= What the task asks =
Transcribe all the entries word for word, but omit the images.

= Data entries =
========================
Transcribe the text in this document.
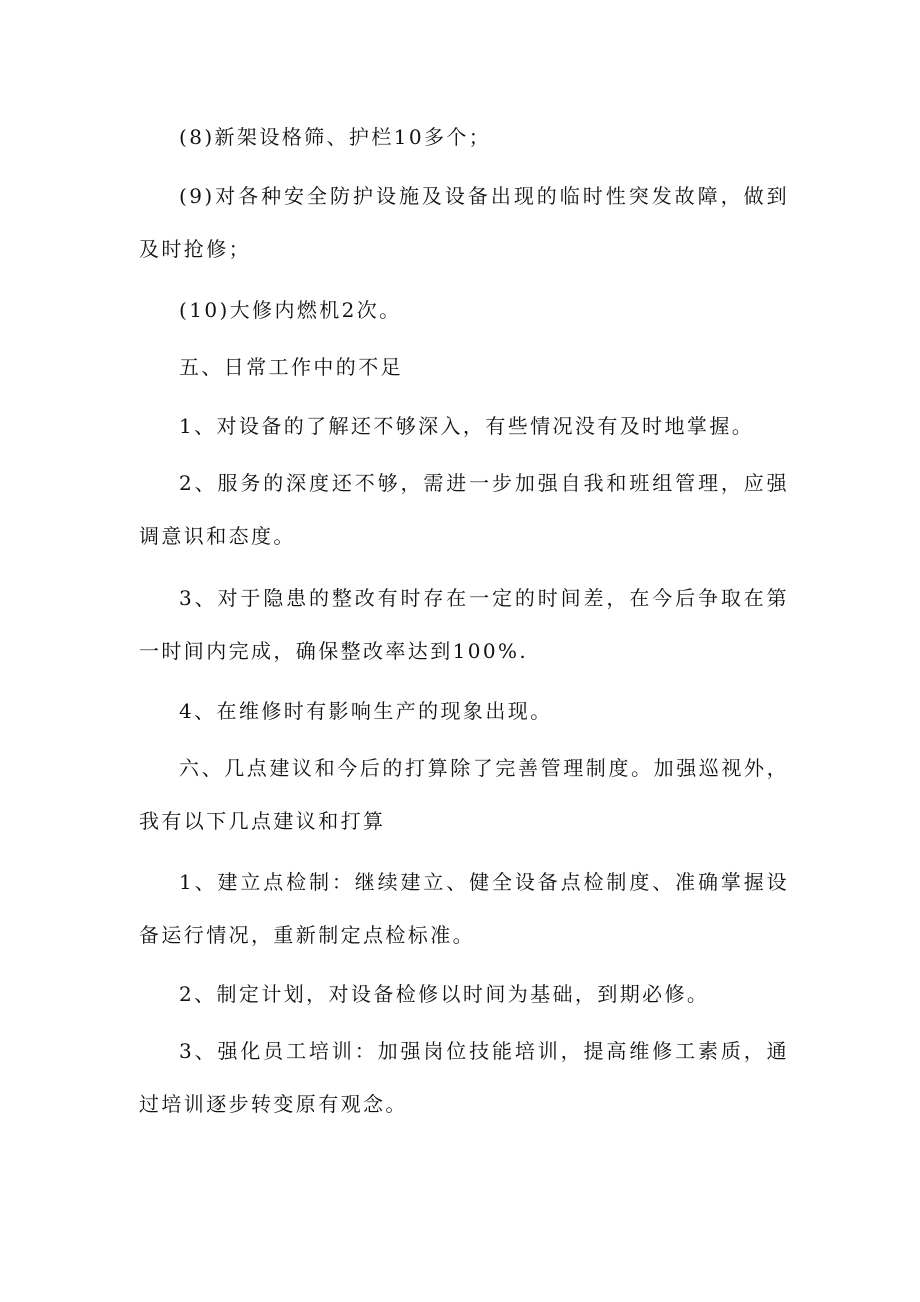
(8)新架设格筛、护栏10多个；

(9)对各种安全防护设施及设备出现的临时性突发故障，做到及时抢修；

(10)大修内燃机2次。

五、日常工作中的不足

1、对设备的了解还不够深入，有些情况没有及时地掌握。

2、服务的深度还不够，需进一步加强自我和班组管理，应强调意识和态度。

3、对于隐患的整改有时存在一定的时间差，在今后争取在第一时间内完成，确保整改率达到100%.

4、在维修时有影响生产的现象出现。

六、几点建议和今后的打算除了完善管理制度。加强巡视外，我有以下几点建议和打算

1、建立点检制：继续建立、健全设备点检制度、准确掌握设备运行情况，重新制定点检标准。

2、制定计划，对设备检修以时间为基础，到期必修。

3、强化员工培训：加强岗位技能培训，提高维修工素质，通过培训逐步转变原有观念。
========================
= Solved exercise =
Transcribe the text in this document.
(8)新架设格筛、护栏10多个；

(9)对各种安全防护设施及设备出现的临时性突发故障，做到及时抢修；

(10)大修内燃机2次。

五、日常工作中的不足

1、对设备的了解还不够深入，有些情况没有及时地掌握。

2、服务的深度还不够，需进一步加强自我和班组管理，应强调意识和态度。

3、对于隐患的整改有时存在一定的时间差，在今后争取在第一时间内完成，确保整改率达到100%.

4、在维修时有影响生产的现象出现。

六、几点建议和今后的打算除了完善管理制度。加强巡视外，我有以下几点建议和打算

1、建立点检制：继续建立、健全设备点检制度、准确掌握设备运行情况，重新制定点检标准。

2、制定计划，对设备检修以时间为基础，到期必修。

3、强化员工培训：加强岗位技能培训，提高维修工素质，通过培训逐步转变原有观念。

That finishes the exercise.